start MATERIAL SHOWN

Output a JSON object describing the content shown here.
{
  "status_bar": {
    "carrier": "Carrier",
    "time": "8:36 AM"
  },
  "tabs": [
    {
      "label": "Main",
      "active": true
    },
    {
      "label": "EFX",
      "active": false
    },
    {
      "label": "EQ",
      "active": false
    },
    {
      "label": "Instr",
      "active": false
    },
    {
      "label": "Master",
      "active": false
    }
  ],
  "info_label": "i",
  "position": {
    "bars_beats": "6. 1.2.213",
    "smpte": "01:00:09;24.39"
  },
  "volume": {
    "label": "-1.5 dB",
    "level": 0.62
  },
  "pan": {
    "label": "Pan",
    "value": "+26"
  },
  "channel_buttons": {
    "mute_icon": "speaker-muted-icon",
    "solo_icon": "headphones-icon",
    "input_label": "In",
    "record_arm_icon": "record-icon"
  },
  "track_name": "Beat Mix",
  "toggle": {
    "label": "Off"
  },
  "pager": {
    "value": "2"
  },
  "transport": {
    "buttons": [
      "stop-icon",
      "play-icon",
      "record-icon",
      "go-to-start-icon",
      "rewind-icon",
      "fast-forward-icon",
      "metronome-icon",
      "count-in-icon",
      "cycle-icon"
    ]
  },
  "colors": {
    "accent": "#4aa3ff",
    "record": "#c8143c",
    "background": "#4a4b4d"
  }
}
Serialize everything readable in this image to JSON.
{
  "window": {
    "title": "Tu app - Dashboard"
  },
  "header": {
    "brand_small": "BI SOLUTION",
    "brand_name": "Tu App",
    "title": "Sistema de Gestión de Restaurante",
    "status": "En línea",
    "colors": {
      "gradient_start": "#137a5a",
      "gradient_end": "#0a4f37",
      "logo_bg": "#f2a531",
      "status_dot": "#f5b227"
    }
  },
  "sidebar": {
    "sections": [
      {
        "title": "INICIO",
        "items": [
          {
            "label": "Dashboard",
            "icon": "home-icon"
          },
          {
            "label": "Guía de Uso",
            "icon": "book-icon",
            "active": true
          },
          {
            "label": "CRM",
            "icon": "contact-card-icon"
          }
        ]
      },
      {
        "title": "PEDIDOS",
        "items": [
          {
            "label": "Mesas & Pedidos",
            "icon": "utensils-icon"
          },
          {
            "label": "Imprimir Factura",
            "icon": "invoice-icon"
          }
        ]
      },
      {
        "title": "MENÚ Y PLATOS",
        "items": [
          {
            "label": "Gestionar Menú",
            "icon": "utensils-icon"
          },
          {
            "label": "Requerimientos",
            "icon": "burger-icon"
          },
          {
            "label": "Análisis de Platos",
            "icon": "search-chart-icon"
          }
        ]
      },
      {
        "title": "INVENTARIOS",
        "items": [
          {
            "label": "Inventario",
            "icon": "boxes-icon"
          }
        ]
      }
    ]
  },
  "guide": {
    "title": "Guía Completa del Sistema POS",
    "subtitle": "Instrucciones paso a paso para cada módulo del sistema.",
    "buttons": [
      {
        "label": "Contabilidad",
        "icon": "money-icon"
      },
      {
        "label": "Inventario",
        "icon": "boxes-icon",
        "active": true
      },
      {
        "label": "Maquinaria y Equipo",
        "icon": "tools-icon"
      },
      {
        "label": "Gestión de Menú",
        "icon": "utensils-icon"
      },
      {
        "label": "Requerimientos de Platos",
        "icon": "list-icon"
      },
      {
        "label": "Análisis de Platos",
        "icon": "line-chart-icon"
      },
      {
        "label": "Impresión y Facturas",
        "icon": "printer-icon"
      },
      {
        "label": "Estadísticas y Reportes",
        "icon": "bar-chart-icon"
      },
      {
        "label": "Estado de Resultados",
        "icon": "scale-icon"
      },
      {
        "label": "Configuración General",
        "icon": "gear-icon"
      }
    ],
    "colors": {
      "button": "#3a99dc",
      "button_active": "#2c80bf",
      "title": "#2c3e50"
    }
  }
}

end MATERIAL SHOWN

▶ [PROBLEM]: Looking at the material above, count the lines containing the string "true" and reply with the count alone.

▶ [SOLVED EXERCISE]: 3